Narrow the data below down to the lines containing "this".

--- begin Data extract ---

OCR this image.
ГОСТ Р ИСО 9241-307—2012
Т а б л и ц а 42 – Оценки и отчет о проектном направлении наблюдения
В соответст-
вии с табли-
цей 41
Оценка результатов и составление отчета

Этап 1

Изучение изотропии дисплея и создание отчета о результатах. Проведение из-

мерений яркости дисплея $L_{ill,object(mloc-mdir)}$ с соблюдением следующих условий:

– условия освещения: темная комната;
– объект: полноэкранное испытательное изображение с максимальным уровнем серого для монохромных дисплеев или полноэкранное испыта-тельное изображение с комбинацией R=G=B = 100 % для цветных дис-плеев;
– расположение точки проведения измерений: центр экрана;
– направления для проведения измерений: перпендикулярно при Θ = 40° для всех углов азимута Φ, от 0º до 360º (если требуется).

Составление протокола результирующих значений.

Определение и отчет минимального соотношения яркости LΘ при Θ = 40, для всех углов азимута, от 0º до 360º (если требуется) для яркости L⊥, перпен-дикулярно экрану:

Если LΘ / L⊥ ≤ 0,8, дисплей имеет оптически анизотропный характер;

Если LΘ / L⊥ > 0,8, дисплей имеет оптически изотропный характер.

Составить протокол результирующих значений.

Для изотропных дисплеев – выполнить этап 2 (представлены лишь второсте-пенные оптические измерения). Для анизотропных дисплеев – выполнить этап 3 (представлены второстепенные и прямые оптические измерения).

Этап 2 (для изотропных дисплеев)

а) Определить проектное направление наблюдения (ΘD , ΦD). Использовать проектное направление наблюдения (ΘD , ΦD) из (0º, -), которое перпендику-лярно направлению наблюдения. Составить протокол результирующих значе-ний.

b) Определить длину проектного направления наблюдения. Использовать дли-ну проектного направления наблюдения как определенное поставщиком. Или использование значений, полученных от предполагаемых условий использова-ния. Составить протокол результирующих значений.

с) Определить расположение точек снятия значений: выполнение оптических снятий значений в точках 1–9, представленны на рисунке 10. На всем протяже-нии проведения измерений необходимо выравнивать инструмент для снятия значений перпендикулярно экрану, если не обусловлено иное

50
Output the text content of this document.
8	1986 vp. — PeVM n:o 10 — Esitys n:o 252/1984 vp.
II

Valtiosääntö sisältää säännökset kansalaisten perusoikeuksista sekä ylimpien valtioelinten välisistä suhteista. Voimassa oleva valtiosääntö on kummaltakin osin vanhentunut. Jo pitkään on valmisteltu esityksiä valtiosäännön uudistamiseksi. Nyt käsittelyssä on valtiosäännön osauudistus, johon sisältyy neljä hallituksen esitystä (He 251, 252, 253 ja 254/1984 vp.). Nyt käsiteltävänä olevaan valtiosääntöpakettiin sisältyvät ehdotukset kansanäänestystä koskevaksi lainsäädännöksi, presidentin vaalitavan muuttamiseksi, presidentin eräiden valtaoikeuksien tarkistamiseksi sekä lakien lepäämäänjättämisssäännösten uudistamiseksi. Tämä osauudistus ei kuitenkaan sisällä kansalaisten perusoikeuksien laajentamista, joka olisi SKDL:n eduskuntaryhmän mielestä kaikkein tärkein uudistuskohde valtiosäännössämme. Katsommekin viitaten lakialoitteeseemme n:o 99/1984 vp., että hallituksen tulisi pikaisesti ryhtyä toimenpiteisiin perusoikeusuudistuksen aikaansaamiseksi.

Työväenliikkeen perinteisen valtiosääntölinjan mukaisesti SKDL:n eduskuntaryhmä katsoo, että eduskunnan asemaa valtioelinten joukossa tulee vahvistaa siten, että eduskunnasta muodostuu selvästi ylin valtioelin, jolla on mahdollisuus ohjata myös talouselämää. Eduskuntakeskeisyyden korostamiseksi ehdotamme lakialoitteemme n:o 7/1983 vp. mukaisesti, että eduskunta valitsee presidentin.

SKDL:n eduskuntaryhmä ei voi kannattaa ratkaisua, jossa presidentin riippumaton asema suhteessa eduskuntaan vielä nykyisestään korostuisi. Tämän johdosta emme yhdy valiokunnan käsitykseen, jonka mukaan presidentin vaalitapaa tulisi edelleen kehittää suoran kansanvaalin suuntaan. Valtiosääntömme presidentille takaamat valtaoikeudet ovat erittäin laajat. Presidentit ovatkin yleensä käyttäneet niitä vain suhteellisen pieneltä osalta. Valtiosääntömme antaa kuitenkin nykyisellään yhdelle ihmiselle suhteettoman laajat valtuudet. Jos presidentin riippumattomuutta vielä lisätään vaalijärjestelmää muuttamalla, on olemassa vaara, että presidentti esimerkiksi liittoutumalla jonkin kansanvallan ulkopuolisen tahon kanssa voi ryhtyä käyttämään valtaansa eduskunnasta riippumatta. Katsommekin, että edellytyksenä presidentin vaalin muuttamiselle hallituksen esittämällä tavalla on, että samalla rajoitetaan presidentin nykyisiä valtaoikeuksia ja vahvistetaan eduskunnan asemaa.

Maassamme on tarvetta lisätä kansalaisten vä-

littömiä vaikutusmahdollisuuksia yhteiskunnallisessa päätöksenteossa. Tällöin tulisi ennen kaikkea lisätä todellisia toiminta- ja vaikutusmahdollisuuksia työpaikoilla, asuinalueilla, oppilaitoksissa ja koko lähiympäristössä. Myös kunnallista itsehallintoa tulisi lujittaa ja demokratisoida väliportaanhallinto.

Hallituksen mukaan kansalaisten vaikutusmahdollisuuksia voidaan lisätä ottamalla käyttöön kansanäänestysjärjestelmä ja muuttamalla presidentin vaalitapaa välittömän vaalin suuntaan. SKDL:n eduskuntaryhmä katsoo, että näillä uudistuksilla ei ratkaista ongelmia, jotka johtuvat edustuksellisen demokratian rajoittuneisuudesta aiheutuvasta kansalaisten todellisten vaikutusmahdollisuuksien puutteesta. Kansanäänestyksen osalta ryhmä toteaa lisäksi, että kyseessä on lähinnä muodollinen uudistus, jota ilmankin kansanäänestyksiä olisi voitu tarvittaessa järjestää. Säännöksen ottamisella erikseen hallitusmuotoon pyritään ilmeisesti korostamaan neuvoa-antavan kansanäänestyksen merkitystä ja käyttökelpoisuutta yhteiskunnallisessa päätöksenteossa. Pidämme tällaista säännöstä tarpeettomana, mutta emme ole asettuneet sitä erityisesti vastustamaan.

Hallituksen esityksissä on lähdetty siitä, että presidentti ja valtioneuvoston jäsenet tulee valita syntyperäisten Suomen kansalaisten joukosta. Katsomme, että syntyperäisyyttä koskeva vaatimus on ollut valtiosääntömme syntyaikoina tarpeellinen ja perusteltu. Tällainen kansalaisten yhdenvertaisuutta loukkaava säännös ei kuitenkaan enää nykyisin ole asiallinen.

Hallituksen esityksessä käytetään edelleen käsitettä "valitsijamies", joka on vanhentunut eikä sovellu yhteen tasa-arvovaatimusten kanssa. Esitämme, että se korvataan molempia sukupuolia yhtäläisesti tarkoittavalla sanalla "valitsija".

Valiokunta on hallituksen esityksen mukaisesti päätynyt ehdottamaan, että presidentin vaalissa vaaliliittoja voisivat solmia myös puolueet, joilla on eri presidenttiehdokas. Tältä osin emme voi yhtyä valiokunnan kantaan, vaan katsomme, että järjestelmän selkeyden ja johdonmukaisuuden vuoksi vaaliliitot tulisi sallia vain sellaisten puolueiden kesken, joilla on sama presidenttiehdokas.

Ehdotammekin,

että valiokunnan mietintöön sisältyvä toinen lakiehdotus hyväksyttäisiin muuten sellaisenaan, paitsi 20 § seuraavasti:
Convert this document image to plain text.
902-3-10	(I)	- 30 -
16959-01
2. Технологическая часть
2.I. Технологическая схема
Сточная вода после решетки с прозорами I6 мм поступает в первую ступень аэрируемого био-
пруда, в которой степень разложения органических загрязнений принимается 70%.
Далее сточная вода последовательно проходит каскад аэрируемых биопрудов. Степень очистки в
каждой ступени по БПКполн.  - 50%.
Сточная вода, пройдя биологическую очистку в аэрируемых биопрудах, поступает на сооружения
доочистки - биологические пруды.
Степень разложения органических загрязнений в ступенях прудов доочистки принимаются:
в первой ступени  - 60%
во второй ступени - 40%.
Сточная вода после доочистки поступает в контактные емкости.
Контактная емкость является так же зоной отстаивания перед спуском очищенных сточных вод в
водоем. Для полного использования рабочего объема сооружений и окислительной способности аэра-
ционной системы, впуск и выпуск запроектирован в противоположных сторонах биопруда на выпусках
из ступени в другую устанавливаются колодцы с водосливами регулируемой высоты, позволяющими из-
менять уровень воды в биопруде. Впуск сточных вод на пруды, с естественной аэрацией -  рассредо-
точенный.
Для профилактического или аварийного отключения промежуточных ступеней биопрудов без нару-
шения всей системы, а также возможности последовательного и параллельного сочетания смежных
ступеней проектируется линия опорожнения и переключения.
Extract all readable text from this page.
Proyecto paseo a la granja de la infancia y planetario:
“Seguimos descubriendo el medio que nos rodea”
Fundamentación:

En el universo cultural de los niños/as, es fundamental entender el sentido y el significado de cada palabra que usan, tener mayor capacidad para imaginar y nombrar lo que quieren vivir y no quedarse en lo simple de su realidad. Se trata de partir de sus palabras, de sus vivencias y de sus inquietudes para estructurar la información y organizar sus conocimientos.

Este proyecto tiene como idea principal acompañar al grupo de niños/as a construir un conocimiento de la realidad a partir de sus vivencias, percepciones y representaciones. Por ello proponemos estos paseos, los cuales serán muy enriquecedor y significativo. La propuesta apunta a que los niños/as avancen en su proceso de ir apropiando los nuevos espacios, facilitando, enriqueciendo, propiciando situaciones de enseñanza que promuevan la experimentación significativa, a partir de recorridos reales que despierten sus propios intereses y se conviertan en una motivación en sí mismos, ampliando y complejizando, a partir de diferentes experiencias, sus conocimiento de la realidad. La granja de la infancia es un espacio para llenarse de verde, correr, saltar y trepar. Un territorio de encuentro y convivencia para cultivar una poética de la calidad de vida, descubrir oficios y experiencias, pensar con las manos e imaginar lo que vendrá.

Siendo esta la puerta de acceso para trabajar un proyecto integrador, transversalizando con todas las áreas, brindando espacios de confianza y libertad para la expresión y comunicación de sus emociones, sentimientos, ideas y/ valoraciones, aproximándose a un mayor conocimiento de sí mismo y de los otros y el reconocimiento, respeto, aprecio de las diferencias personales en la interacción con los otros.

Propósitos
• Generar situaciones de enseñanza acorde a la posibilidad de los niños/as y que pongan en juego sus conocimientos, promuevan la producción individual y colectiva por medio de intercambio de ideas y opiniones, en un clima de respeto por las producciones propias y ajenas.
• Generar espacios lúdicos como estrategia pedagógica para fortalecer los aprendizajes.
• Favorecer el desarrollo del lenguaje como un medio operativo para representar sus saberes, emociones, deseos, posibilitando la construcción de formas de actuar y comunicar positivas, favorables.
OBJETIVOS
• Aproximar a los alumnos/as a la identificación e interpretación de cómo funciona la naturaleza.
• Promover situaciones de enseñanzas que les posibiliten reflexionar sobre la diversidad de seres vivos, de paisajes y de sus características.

--- end Data extract ---

Completed exercise:
OCR this image.
Output the text content of this document.
Convert this document image to plain text.
Extract all readable text from this page.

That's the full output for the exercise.